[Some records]
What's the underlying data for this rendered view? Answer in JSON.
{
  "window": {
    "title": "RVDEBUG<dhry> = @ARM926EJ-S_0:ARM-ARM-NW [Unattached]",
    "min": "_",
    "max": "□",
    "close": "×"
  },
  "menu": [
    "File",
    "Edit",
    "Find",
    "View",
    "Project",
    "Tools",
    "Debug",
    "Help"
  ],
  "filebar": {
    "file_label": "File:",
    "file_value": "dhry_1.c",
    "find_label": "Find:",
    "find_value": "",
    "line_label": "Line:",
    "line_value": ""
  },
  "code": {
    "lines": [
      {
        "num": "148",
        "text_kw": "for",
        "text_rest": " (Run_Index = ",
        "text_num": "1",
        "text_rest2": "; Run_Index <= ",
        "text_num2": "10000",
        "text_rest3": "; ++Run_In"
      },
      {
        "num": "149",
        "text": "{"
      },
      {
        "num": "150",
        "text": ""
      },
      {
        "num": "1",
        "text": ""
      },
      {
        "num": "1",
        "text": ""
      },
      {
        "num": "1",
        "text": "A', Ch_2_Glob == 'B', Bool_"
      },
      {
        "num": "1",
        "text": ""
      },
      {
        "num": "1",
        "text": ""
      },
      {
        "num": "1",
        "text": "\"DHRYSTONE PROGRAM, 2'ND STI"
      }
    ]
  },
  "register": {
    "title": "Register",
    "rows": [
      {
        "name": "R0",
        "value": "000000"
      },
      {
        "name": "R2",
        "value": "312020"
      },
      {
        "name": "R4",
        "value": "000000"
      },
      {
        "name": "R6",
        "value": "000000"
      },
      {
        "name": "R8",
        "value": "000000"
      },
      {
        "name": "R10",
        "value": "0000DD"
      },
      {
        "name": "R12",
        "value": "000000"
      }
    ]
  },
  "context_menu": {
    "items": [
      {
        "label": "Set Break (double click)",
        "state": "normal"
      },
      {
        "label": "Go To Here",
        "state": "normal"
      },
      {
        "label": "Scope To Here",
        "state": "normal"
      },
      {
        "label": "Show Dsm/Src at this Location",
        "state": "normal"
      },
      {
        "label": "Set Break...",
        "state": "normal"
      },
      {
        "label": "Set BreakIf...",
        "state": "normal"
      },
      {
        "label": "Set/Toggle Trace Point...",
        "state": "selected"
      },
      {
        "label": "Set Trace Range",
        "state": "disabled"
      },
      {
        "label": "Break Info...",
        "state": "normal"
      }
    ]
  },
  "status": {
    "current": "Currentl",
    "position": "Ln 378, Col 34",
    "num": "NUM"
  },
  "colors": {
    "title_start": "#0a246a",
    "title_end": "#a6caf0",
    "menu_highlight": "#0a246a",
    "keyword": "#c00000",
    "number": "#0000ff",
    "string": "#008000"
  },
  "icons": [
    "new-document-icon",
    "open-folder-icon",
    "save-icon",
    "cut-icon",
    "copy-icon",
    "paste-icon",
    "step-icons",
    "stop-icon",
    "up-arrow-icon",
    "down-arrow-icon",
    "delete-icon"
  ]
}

◆ WHAT YOU ARE ASKED TO DO ◆
Retype the records above exactly.

◆ COMPLETE OUTPUT ◆
What's the underlying data for this rendered view? Answer in JSON.
{
  "window": {
    "title": "RVDEBUG<dhry> = @ARM926EJ-S_0:ARM-ARM-NW [Unattached]",
    "min": "_",
    "max": "□",
    "close": "×"
  },
  "menu": [
    "File",
    "Edit",
    "Find",
    "View",
    "Project",
    "Tools",
    "Debug",
    "Help"
  ],
  "filebar": {
    "file_label": "File:",
    "file_value": "dhry_1.c",
    "find_label": "Find:",
    "find_value": "",
    "line_label": "Line:",
    "line_value": ""
  },
  "code": {
    "lines": [
      {
        "num": "148",
        "text_kw": "for",
        "text_rest": " (Run_Index = ",
        "text_num": "1",
        "text_rest2": "; Run_Index <= ",
        "text_num2": "10000",
        "text_rest3": "; ++Run_In"
      },
      {
        "num": "149",
        "text": "{"
      },
      {
        "num": "150",
        "text": ""
      },
      {
        "num": "1",
        "text": ""
      },
      {
        "num": "1",
        "text": ""
      },
      {
        "num": "1",
        "text": "A', Ch_2_Glob == 'B', Bool_"
      },
      {
        "num": "1",
        "text": ""
      },
      {
        "num": "1",
        "text": ""
      },
      {
        "num": "1",
        "text": "\"DHRYSTONE PROGRAM, 2'ND STI"
      }
    ]
  },
  "register": {
    "title": "Register",
    "rows": [
      {
        "name": "R0",
        "value": "000000"
      },
      {
        "name": "R2",
        "value": "312020"
      },
      {
        "name": "R4",
        "value": "000000"
      },
      {
        "name": "R6",
        "value": "000000"
      },
      {
        "name": "R8",
        "value": "000000"
      },
      {
        "name": "R10",
        "value": "0000DD"
      },
      {
        "name": "R12",
        "value": "000000"
      }
    ]
  },
  "context_menu": {
    "items": [
      {
        "label": "Set Break (double click)",
        "state": "normal"
      },
      {
        "label": "Go To Here",
        "state": "normal"
      },
      {
        "label": "Scope To Here",
        "state": "normal"
      },
      {
        "label": "Show Dsm/Src at this Location",
        "state": "normal"
      },
      {
        "label": "Set Break...",
        "state": "normal"
      },
      {
        "label": "Set BreakIf...",
        "state": "normal"
      },
      {
        "label": "Set/Toggle Trace Point...",
        "state": "selected"
      },
      {
        "label": "Set Trace Range",
        "state": "disabled"
      },
      {
        "label": "Break Info...",
        "state": "normal"
      }
    ]
  },
  "status": {
    "current": "Currentl",
    "position": "Ln 378, Col 34",
    "num": "NUM"
  },
  "colors": {
    "title_start": "#0a246a",
    "title_end": "#a6caf0",
    "menu_highlight": "#0a246a",
    "keyword": "#c00000",
    "number": "#0000ff",
    "string": "#008000"
  },
  "icons": [
    "new-document-icon",
    "open-folder-icon",
    "save-icon",
    "cut-icon",
    "copy-icon",
    "paste-icon",
    "step-icons",
    "stop-icon",
    "up-arrow-icon",
    "down-arrow-icon",
    "delete-icon"
  ]
}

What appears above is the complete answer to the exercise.